REQUIREMENTS :: Identify each line holding the string "title" and copy it.

+ + + +

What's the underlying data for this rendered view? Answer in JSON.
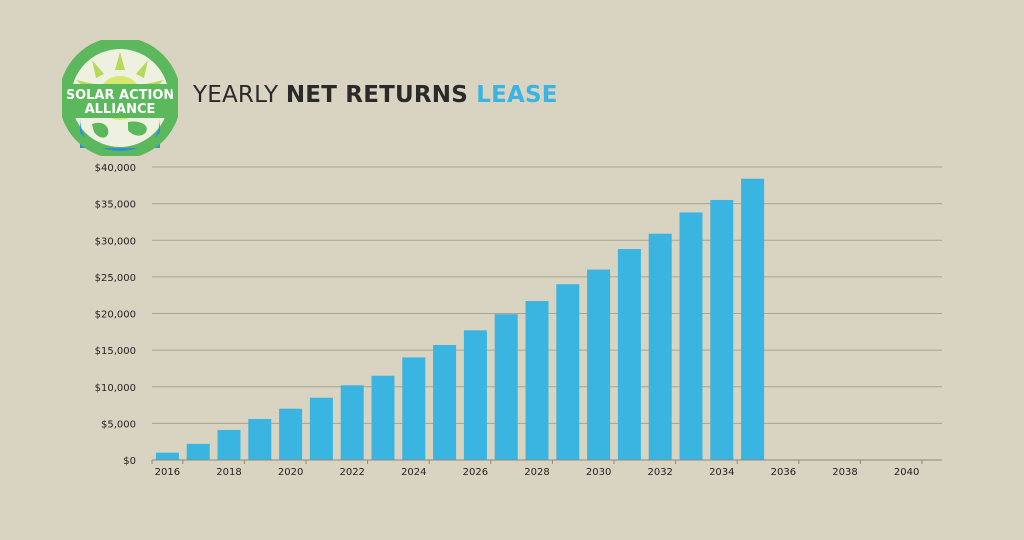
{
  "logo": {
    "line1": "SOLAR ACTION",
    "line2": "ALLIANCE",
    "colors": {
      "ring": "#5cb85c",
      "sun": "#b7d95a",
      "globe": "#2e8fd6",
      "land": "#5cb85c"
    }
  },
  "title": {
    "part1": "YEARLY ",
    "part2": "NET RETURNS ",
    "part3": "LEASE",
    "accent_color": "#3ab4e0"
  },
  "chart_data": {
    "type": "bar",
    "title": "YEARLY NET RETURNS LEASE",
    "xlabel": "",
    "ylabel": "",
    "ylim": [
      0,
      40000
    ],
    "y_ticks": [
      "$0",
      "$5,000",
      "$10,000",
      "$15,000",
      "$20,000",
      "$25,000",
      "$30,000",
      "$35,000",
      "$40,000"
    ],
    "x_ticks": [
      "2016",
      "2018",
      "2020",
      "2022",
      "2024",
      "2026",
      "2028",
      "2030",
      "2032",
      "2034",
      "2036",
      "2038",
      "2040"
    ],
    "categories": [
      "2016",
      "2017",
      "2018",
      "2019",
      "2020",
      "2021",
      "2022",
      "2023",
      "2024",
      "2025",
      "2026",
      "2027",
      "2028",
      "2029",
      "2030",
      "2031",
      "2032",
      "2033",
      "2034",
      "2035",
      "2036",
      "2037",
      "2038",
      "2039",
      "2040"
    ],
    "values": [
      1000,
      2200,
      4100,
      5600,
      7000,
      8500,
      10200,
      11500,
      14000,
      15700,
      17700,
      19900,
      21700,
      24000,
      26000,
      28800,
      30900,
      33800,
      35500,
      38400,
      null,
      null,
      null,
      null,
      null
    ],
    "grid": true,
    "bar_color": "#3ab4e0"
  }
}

+ + + +

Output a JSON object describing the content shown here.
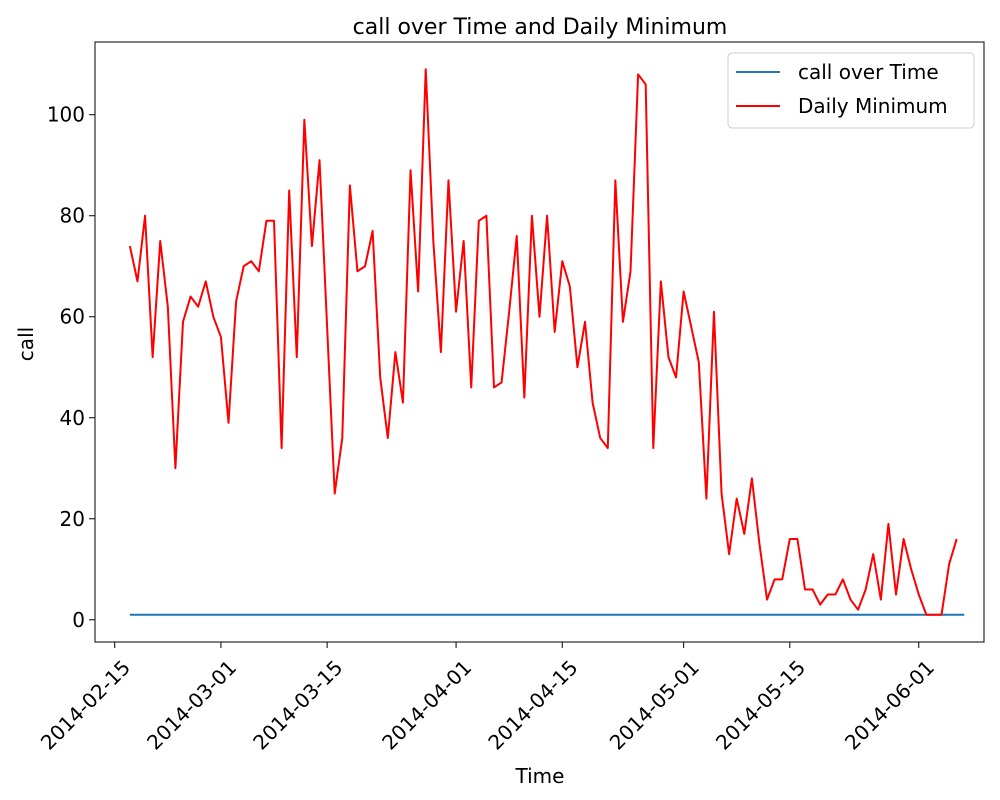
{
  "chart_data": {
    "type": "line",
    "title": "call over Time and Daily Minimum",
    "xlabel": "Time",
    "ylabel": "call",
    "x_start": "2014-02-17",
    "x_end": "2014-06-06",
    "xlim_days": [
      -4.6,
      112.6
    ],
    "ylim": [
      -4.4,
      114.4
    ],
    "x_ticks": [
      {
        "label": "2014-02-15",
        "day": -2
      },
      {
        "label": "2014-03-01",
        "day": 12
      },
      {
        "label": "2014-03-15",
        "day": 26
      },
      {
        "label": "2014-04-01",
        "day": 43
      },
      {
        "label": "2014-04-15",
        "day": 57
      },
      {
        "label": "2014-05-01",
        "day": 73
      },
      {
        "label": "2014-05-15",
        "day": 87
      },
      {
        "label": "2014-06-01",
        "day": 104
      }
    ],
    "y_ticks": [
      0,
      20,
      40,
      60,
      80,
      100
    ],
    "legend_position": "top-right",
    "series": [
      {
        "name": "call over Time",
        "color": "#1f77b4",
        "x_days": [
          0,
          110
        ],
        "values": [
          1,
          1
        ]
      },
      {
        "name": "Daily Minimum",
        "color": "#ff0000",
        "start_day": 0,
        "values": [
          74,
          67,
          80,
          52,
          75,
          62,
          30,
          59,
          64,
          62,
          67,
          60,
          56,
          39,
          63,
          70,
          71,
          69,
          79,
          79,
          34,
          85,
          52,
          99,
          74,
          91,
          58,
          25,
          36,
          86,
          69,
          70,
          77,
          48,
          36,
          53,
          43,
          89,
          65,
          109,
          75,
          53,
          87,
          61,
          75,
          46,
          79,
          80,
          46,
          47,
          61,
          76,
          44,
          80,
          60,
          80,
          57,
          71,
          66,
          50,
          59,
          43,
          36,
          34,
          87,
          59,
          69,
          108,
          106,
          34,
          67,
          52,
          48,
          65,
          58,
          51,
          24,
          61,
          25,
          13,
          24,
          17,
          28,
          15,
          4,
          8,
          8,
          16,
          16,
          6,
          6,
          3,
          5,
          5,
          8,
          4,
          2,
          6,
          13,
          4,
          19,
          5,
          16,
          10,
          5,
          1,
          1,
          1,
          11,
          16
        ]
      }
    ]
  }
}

+ + + +

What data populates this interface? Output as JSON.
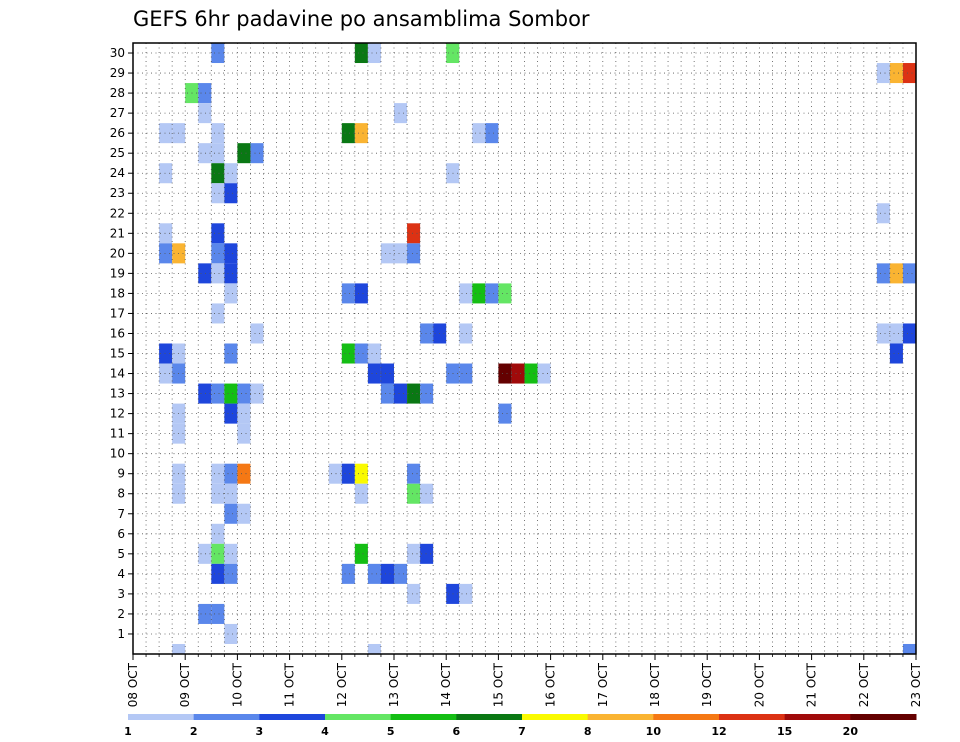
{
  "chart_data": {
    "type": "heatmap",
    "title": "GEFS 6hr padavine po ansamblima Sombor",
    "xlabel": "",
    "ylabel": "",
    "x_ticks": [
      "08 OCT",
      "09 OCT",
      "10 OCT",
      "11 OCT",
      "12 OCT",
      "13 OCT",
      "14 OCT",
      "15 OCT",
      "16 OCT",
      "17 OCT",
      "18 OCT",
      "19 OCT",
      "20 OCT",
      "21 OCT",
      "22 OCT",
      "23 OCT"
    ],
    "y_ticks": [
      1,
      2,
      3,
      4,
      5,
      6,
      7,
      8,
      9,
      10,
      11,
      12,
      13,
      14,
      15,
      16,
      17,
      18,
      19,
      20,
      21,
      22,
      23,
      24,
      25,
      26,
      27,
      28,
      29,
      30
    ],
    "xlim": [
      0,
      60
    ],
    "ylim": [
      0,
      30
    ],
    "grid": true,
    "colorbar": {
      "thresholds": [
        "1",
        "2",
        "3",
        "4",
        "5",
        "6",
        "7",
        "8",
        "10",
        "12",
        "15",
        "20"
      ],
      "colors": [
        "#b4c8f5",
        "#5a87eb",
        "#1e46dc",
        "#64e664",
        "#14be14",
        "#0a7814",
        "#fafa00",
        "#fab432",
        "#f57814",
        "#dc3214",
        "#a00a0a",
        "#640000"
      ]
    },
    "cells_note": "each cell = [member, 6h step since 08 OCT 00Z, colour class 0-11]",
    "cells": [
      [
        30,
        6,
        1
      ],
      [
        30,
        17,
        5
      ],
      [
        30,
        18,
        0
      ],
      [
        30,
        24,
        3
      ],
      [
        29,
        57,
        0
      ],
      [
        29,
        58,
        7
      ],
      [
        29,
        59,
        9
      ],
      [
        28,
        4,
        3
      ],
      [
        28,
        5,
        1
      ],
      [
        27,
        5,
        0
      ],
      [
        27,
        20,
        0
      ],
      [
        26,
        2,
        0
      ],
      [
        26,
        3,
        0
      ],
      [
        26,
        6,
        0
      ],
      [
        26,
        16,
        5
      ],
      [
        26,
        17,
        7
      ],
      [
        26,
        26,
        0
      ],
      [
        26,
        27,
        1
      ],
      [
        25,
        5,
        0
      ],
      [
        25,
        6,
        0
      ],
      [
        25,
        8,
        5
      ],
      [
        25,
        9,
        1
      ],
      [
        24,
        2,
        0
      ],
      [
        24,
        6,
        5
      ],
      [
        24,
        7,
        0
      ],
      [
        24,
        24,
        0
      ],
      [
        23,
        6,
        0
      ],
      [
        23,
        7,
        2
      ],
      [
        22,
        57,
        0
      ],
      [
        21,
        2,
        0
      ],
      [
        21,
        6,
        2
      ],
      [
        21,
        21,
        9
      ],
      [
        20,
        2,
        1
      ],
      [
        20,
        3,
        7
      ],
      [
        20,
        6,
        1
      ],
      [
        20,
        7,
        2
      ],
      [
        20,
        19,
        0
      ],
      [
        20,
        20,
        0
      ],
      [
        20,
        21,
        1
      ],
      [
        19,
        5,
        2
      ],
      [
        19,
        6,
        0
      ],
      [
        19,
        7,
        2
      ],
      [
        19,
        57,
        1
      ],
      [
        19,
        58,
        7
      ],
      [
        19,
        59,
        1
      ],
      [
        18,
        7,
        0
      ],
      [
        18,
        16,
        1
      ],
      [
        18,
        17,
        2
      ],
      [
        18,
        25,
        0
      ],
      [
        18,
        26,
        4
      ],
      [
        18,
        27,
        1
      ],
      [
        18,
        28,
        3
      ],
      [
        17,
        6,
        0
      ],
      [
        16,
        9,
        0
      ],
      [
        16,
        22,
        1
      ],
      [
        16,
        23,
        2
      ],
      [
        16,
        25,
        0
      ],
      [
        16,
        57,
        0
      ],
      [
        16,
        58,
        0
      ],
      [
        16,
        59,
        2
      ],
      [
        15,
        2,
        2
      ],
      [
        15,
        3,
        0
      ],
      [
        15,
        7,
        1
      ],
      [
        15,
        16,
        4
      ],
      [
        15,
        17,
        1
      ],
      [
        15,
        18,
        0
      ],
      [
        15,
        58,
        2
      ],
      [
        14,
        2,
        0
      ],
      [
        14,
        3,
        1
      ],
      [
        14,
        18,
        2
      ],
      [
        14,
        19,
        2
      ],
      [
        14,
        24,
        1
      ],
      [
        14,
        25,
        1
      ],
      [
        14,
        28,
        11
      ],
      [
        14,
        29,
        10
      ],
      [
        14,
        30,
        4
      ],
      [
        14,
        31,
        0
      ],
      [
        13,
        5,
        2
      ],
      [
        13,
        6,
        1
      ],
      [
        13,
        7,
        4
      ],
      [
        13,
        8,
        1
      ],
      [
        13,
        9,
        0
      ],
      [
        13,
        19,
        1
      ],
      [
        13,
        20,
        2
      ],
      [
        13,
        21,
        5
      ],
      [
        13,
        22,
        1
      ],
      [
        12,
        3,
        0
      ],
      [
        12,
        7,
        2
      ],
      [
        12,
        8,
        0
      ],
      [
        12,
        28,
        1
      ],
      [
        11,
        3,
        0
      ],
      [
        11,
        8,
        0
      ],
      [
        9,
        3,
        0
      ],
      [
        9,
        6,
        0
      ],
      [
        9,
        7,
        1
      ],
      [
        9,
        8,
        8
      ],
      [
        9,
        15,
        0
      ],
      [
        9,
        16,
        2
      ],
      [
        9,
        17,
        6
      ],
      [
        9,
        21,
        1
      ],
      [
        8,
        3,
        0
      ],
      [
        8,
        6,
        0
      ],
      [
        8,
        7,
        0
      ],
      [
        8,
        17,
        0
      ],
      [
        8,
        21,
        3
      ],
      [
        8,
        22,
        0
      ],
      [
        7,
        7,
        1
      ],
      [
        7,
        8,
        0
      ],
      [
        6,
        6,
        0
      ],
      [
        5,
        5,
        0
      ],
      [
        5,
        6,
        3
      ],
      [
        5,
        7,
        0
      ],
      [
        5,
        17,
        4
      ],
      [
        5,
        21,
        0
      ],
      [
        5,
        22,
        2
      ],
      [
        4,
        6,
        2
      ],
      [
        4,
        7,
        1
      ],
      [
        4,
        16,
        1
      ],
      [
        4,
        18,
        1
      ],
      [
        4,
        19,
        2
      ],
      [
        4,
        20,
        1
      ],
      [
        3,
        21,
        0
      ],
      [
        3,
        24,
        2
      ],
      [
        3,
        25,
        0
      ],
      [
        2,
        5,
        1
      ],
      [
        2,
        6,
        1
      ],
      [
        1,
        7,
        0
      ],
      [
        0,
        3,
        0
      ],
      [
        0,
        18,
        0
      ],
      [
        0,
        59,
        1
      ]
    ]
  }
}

+ + + +

SOLUTION TO THIS EXERCISE ::
  "title": {
    "title": "YEARLY NET RETURNS LEASE",
    "title": "call over Time and Daily Minimum",
    "title": "GEFS 6hr padavine po ansamblima Sombor",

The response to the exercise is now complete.